■ Exercise details: Filter the listing and keep only the lines with the word "خيرا".

■ Data supplied:
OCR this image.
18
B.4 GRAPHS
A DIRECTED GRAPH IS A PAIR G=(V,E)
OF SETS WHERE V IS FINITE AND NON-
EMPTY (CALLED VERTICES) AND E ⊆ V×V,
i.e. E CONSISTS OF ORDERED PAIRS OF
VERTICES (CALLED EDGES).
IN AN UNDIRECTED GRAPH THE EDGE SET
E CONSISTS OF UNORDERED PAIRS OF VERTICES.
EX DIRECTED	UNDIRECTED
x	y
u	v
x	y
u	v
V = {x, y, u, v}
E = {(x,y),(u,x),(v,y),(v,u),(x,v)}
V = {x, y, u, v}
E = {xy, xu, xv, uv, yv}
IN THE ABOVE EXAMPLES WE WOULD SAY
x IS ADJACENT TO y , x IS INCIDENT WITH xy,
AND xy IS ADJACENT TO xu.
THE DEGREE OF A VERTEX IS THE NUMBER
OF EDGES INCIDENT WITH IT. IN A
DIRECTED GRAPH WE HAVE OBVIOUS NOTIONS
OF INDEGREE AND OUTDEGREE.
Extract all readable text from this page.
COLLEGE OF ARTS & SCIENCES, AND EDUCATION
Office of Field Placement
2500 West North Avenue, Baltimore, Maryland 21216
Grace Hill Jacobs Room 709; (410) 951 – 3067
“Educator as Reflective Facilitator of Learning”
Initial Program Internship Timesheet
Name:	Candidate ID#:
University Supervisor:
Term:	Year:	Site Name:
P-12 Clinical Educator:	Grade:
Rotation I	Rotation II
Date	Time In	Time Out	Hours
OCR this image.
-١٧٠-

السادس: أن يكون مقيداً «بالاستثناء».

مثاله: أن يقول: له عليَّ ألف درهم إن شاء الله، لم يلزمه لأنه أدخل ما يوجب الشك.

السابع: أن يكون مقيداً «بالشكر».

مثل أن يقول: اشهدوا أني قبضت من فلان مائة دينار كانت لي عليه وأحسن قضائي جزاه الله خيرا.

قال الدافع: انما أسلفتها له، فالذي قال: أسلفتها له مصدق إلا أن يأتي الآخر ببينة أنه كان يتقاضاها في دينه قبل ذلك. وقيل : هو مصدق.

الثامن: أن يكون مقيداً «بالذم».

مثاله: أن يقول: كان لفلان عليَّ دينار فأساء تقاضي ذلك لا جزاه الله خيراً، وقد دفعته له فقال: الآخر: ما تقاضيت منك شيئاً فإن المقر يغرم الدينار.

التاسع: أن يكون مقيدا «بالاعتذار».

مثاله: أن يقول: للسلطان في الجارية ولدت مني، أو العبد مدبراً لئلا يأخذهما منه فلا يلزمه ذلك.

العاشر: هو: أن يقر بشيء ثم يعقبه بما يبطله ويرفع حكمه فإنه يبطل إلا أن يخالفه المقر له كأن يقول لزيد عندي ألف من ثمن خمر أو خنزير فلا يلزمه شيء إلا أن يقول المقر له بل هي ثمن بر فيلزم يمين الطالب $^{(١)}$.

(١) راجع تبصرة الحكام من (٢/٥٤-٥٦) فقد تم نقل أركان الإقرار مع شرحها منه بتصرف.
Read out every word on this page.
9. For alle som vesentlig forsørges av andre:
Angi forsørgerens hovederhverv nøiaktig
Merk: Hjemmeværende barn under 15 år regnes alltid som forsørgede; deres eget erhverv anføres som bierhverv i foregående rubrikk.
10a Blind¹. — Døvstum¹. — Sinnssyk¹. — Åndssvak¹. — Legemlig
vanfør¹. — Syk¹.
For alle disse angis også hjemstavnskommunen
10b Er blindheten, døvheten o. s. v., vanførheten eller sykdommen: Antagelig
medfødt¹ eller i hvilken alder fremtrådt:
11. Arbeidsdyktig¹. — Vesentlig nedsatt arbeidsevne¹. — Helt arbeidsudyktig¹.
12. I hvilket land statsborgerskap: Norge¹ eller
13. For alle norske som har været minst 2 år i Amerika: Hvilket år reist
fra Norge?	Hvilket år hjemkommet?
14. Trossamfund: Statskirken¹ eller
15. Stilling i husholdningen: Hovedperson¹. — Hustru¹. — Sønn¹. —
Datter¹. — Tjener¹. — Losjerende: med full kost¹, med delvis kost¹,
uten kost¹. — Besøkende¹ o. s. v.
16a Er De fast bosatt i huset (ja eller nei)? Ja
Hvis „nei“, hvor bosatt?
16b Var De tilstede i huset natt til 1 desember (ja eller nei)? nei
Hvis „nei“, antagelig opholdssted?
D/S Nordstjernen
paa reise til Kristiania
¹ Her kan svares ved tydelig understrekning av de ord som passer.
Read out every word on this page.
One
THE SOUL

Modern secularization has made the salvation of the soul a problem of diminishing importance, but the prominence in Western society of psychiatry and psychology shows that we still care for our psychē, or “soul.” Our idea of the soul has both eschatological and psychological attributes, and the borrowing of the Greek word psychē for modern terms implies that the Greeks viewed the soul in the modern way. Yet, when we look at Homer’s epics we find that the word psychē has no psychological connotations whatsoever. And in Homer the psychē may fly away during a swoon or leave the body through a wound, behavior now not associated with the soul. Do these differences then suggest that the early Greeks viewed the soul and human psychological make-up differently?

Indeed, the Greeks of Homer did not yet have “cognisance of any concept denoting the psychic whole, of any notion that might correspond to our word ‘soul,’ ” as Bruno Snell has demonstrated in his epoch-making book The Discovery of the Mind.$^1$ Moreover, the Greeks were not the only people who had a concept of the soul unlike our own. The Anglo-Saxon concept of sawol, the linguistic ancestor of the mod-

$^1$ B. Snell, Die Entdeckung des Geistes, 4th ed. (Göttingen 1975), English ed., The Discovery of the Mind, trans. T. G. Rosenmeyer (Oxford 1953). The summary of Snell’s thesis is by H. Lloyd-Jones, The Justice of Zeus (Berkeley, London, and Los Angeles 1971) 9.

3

■ Exercise answer:
مثل أن يقول: اشهدوا أني قبضت من فلان مائة دينار كانت لي عليه وأحسن قضائي جزاه الله خيرا.
مثاله: أن يقول: كان لفلان عليَّ دينار فأساء تقاضي ذلك لا جزاه الله خيراً، وقد دفعته له فقال: الآخر: ما تقاضيت منك شيئاً فإن المقر يغرم الدينار.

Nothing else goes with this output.